## Page excerpt
[Start of section]

LOL the video is so funny


----------



## Micah (Nov 26, 2008)

Heh, I didn't know Penny was in AC. 0_0


----------



## blue2kid3 (Nov 26, 2008)

hahah that was awesome today is stay indoors festival hahah


----------



## coffeebean! (Nov 26, 2008)

Khengi said:
			
		

> coffeebean! said:
> 
> 
> 
> ...


He killed himself, everytime I look at Nook, it's like looking at a walking corpse now.

I'm not disturbed, this is funny. I'm sorry but this is just to funny. Like seriously, this didn't bother me at all. xD I laughed more often thatn I was freaked out.......

@Grawr: I see what you mean, but it's actually funny to me. Taking such a little innocent game and making it.....that. Well there's always something wrong with me......=D

I've seen so many freaky scary things, that this is a joke compared to what I've seen. It's called rated R movies at age 8. Don't ask. xD


----------



## neverbeenkrissed (Nov 26, 2008)

oh wow. the concept is amazing, but i don't like how violent it is.


----------



## UltraByte (Nov 26, 2008)

Tola said:
			
		

> So the theme is a guy going to a fur-con?


...where'd that come from?

Talk about a bumped thread though...

Still a genius take on a happy-go-lucky series.


----------



## Furry Sparks (Nov 26, 2008)

Tola said:
			
		

> So the theme is a guy going to a fur-con?


wat


----------



## Lateralus (Nov 26, 2008)

that was scary and funny


----------



## Darzaire (Nov 27, 2008)

That was an amazing story! At first it was funny, but then it becomes so epic! Amazing.

[End of section]

## What is being asked
Quote the forum thread word for word, starting with "I've seen so" and going on through "violent it is.".

## Excerpted records
[Start of section]

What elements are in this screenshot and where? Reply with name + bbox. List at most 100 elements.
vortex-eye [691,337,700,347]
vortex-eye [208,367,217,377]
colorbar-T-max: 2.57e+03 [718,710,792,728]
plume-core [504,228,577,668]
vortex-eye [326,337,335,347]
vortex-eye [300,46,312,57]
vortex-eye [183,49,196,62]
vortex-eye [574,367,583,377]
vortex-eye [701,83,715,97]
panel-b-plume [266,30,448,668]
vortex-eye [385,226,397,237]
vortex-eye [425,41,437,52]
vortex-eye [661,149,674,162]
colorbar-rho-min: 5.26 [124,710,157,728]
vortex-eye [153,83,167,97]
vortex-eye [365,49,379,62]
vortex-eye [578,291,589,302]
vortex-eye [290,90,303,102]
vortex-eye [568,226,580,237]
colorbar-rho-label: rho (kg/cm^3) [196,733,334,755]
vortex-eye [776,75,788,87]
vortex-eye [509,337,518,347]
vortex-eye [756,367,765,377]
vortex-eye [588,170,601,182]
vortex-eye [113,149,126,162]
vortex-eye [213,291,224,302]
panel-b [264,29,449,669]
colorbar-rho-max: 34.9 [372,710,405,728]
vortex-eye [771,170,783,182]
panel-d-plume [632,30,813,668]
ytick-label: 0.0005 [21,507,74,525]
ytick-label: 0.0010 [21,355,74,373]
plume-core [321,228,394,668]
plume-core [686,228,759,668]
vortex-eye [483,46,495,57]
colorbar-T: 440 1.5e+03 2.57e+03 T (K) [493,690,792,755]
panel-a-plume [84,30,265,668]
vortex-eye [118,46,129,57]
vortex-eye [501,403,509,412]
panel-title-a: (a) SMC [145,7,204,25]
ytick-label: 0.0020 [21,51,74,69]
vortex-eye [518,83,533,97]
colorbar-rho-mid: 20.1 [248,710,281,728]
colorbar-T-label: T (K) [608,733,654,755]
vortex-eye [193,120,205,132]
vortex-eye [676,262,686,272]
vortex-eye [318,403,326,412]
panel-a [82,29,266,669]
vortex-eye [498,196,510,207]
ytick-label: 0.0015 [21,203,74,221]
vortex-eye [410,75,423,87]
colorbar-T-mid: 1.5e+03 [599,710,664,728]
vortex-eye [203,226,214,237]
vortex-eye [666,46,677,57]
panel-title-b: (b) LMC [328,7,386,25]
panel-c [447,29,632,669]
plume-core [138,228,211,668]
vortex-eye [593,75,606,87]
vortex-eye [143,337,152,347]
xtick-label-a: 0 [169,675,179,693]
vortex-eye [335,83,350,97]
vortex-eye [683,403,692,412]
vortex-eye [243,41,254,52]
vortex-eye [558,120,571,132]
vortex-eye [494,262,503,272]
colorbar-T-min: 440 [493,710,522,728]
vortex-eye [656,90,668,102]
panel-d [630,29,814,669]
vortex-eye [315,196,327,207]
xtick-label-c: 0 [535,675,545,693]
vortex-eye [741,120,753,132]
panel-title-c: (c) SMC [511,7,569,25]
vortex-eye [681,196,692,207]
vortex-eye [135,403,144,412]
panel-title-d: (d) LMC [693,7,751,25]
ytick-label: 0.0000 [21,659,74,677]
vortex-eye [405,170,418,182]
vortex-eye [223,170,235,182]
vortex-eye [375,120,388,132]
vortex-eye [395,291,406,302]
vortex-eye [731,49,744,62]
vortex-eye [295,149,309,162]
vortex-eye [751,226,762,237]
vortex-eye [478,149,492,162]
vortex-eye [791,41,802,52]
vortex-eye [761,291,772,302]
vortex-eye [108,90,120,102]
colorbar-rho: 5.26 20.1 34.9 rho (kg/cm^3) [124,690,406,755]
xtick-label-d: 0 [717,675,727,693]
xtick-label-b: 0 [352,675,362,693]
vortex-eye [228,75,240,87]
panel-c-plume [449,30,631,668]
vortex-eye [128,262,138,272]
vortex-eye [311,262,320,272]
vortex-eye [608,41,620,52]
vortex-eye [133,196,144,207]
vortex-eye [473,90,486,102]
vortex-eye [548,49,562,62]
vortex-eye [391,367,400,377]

[End of section]

## Result
I've seen so many freaky scary things, that this is a joke compared to what I've seen. It's called rated R movies at age 8. Don't ask. xD


----------



## neverbeenkrissed (Nov 26, 2008)

oh wow. the concept is amazing, but i don't like how violent it is.